==== STORED ROWS

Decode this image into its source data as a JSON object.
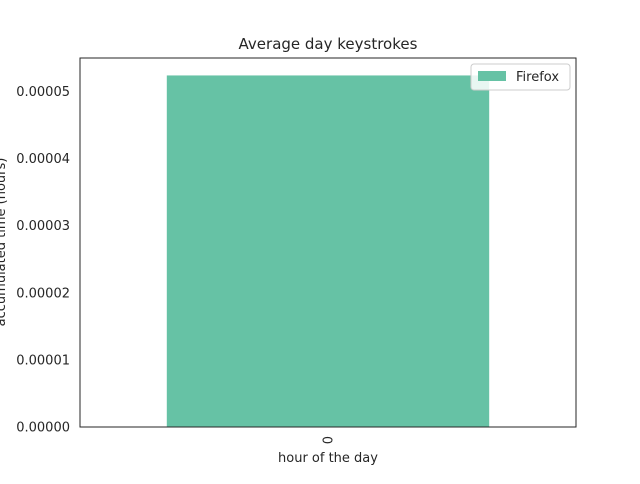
{
  "chart_data": {
    "type": "bar",
    "title": "Average day keystrokes",
    "xlabel": "hour of the day",
    "ylabel": "accumulated time (hours)",
    "categories": [
      "0"
    ],
    "series": [
      {
        "name": "Firefox",
        "values": [
          5.24e-05
        ],
        "color": "#66c2a5"
      }
    ],
    "ylim": [
      0,
      5.5e-05
    ],
    "yticks": [
      0,
      1e-05,
      2e-05,
      3e-05,
      4e-05,
      5e-05
    ],
    "ytick_labels": [
      "0.00000",
      "0.00001",
      "0.00002",
      "0.00003",
      "0.00004",
      "0.00005"
    ],
    "xtick_rotation_deg": 90,
    "grid": false,
    "legend": "top-right"
  }
}
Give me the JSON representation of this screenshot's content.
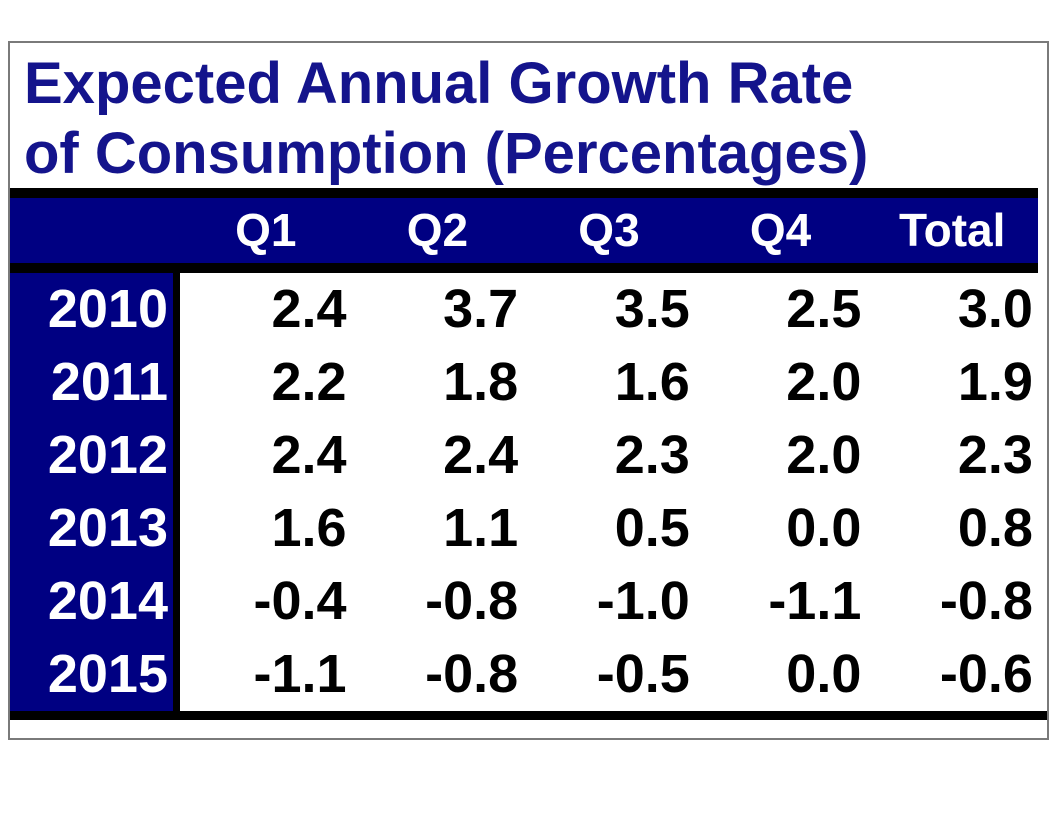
{
  "table": {
    "title": "Expected Annual Growth Rate of Consumption (Percentages)",
    "columns": [
      "Q1",
      "Q2",
      "Q3",
      "Q4",
      "Total"
    ],
    "rows": [
      {
        "year": "2010",
        "values": [
          "2.4",
          "3.7",
          "3.5",
          "2.5",
          "3.0"
        ]
      },
      {
        "year": "2011",
        "values": [
          "2.2",
          "1.8",
          "1.6",
          "2.0",
          "1.9"
        ]
      },
      {
        "year": "2012",
        "values": [
          "2.4",
          "2.4",
          "2.3",
          "2.0",
          "2.3"
        ]
      },
      {
        "year": "2013",
        "values": [
          "1.6",
          "1.1",
          "0.5",
          "0.0",
          "0.8"
        ]
      },
      {
        "year": "2014",
        "values": [
          "-0.4",
          "-0.8",
          "-1.0",
          "-1.1",
          "-0.8"
        ]
      },
      {
        "year": "2015",
        "values": [
          "-1.1",
          "-0.8",
          "-0.5",
          "0.0",
          "-0.6"
        ]
      }
    ]
  },
  "chart_data": {
    "type": "table",
    "title": "Expected Annual Growth Rate of Consumption (Percentages)",
    "columns": [
      "Q1",
      "Q2",
      "Q3",
      "Q4",
      "Total"
    ],
    "row_labels": [
      "2010",
      "2011",
      "2012",
      "2013",
      "2014",
      "2015"
    ],
    "values": [
      [
        2.4,
        3.7,
        3.5,
        2.5,
        3.0
      ],
      [
        2.2,
        1.8,
        1.6,
        2.0,
        1.9
      ],
      [
        2.4,
        2.4,
        2.3,
        2.0,
        2.3
      ],
      [
        1.6,
        1.1,
        0.5,
        0.0,
        0.8
      ],
      [
        -0.4,
        -0.8,
        -1.0,
        -1.1,
        -0.8
      ],
      [
        -1.1,
        -0.8,
        -0.5,
        0.0,
        -0.6
      ]
    ],
    "unit": "percent"
  },
  "colors": {
    "navy": "#000082",
    "title_text": "#14148c",
    "separator": "#000000",
    "frame_border": "#7a7a7a",
    "header_text": "#ffffff",
    "value_text": "#000000"
  }
}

========

§ **TASK STATEMENT**:
Using the data above, write out every line exactly, leaving the images behind.

§ **EXERCISE RESULT**:
Decode this image into its source data as a JSON object.
{
  "chart_data": {
    "type": "bar",
    "title": "Average day keystrokes",
    "xlabel": "hour of the day",
    "ylabel": "accumulated time (hours)",
    "categories": [
      "0"
    ],
    "series": [
      {
        "name": "Firefox",
        "values": [
          5.24e-05
        ],
        "color": "#66c2a5"
      }
    ],
    "ylim": [
      0,
      5.5e-05
    ],
    "yticks": [
      0,
      1e-05,
      2e-05,
      3e-05,
      4e-05,
      5e-05
    ],
    "ytick_labels": [
      "0.00000",
      "0.00001",
      "0.00002",
      "0.00003",
      "0.00004",
      "0.00005"
    ],
    "xtick_rotation_deg": 90,
    "grid": false,
    "legend": "top-right"
  }
}
Give me the JSON representation of this screenshot's content.
{
  "table": {
    "title": "Expected Annual Growth Rate of Consumption (Percentages)",
    "columns": [
      "Q1",
      "Q2",
      "Q3",
      "Q4",
      "Total"
    ],
    "rows": [
      {
        "year": "2010",
        "values": [
          "2.4",
          "3.7",
          "3.5",
          "2.5",
          "3.0"
        ]
      },
      {
        "year": "2011",
        "values": [
          "2.2",
          "1.8",
          "1.6",
          "2.0",
          "1.9"
        ]
      },
      {
        "year": "2012",
        "values": [
          "2.4",
          "2.4",
          "2.3",
          "2.0",
          "2.3"
        ]
      },
      {
        "year": "2013",
        "values": [
          "1.6",
          "1.1",
          "0.5",
          "0.0",
          "0.8"
        ]
      },
      {
        "year": "2014",
        "values": [
          "-0.4",
          "-0.8",
          "-1.0",
          "-1.1",
          "-0.8"
        ]
      },
      {
        "year": "2015",
        "values": [
          "-1.1",
          "-0.8",
          "-0.5",
          "0.0",
          "-0.6"
        ]
      }
    ]
  },
  "chart_data": {
    "type": "table",
    "title": "Expected Annual Growth Rate of Consumption (Percentages)",
    "columns": [
      "Q1",
      "Q2",
      "Q3",
      "Q4",
      "Total"
    ],
    "row_labels": [
      "2010",
      "2011",
      "2012",
      "2013",
      "2014",
      "2015"
    ],
    "values": [
      [
        2.4,
        3.7,
        3.5,
        2.5,
        3.0
      ],
      [
        2.2,
        1.8,
        1.6,
        2.0,
        1.9
      ],
      [
        2.4,
        2.4,
        2.3,
        2.0,
        2.3
      ],
      [
        1.6,
        1.1,
        0.5,
        0.0,
        0.8
      ],
      [
        -0.4,
        -0.8,
        -1.0,
        -1.1,
        -0.8
      ],
      [
        -1.1,
        -0.8,
        -0.5,
        0.0,
        -0.6
      ]
    ],
    "unit": "percent"
  },
  "colors": {
    "navy": "#000082",
    "title_text": "#14148c",
    "separator": "#000000",
    "frame_border": "#7a7a7a",
    "header_text": "#ffffff",
    "value_text": "#000000"
  }
}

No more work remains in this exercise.